#### DATASET RECORDS
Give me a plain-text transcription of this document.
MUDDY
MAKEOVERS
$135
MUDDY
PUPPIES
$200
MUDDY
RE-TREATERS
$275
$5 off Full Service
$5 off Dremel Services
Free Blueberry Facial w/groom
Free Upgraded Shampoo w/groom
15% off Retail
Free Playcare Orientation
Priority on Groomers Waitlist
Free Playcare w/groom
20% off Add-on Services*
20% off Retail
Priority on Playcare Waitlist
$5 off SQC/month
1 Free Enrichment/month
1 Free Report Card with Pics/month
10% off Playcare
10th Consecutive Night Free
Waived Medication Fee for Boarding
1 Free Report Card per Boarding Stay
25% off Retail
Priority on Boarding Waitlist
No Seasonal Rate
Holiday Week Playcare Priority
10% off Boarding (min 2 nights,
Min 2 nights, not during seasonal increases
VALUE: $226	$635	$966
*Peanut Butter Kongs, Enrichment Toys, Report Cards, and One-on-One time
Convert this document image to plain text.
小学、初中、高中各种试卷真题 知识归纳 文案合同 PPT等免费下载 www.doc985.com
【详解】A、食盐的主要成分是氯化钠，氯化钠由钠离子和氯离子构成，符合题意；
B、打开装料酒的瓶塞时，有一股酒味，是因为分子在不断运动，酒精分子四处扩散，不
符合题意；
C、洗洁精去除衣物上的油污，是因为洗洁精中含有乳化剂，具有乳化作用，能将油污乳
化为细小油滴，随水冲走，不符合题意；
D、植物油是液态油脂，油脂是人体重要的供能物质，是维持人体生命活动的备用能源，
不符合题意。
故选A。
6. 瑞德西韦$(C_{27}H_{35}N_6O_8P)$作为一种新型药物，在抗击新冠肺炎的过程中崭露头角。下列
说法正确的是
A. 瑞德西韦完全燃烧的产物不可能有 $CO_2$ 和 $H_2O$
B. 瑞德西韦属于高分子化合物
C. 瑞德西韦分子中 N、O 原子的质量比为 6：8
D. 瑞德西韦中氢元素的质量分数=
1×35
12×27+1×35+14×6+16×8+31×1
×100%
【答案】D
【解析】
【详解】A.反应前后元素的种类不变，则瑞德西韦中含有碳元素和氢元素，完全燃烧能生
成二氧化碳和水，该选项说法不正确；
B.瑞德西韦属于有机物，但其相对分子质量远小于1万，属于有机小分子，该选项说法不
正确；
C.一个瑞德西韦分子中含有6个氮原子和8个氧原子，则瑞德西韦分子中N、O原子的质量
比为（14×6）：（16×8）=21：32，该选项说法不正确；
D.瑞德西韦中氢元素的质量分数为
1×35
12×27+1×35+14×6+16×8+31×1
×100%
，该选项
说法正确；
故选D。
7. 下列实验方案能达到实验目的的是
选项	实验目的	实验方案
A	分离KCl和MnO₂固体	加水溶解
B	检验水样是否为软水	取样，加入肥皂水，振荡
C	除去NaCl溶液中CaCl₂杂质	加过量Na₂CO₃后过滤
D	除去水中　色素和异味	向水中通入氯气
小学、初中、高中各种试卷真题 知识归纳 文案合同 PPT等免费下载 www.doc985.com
########
#### WHAT YOU ARE ASKED TO DO
Every line of the records above needs to be given again exactly.

#### WRITTEN SOLUTION
Give me a plain-text transcription of this document.
MUDDY
MAKEOVERS
$135
MUDDY
PUPPIES
$200
MUDDY
RE-TREATERS
$275
$5 off Full Service
$5 off Dremel Services
Free Blueberry Facial w/groom
Free Upgraded Shampoo w/groom
15% off Retail
Free Playcare Orientation
Priority on Groomers Waitlist
Free Playcare w/groom
20% off Add-on Services*
20% off Retail
Priority on Playcare Waitlist
$5 off SQC/month
1 Free Enrichment/month
1 Free Report Card with Pics/month
10% off Playcare
10th Consecutive Night Free
Waived Medication Fee for Boarding
1 Free Report Card per Boarding Stay
25% off Retail
Priority on Boarding Waitlist
No Seasonal Rate
Holiday Week Playcare Priority
10% off Boarding (min 2 nights,
Min 2 nights, not during seasonal increases
VALUE: $226	$635	$966
*Peanut Butter Kongs, Enrichment Toys, Report Cards, and One-on-One time
Convert this document image to plain text.
小学、初中、高中各种试卷真题 知识归纳 文案合同 PPT等免费下载 www.doc985.com
【详解】A、食盐的主要成分是氯化钠，氯化钠由钠离子和氯离子构成，符合题意；
B、打开装料酒的瓶塞时，有一股酒味，是因为分子在不断运动，酒精分子四处扩散，不
符合题意；
C、洗洁精去除衣物上的油污，是因为洗洁精中含有乳化剂，具有乳化作用，能将油污乳
化为细小油滴，随水冲走，不符合题意；
D、植物油是液态油脂，油脂是人体重要的供能物质，是维持人体生命活动的备用能源，
不符合题意。
故选A。
6. 瑞德西韦$(C_{27}H_{35}N_6O_8P)$作为一种新型药物，在抗击新冠肺炎的过程中崭露头角。下列
说法正确的是
A. 瑞德西韦完全燃烧的产物不可能有 $CO_2$ 和 $H_2O$
B. 瑞德西韦属于高分子化合物
C. 瑞德西韦分子中 N、O 原子的质量比为 6：8
D. 瑞德西韦中氢元素的质量分数=
1×35
12×27+1×35+14×6+16×8+31×1
×100%
【答案】D
【解析】
【详解】A.反应前后元素的种类不变，则瑞德西韦中含有碳元素和氢元素，完全燃烧能生
成二氧化碳和水，该选项说法不正确；
B.瑞德西韦属于有机物，但其相对分子质量远小于1万，属于有机小分子，该选项说法不
正确；
C.一个瑞德西韦分子中含有6个氮原子和8个氧原子，则瑞德西韦分子中N、O原子的质量
比为（14×6）：（16×8）=21：32，该选项说法不正确；
D.瑞德西韦中氢元素的质量分数为
1×35
12×27+1×35+14×6+16×8+31×1
×100%
，该选项
说法正确；
故选D。
7. 下列实验方案能达到实验目的的是
选项	实验目的	实验方案
A	分离KCl和MnO₂固体	加水溶解
B	检验水样是否为软水	取样，加入肥皂水，振荡
C	除去NaCl溶液中CaCl₂杂质	加过量Na₂CO₃后过滤
D	除去水中　色素和异味	向水中通入氯气
小学、初中、高中各种试卷真题 知识归纳 文案合同 PPT等免费下载 www.doc985.com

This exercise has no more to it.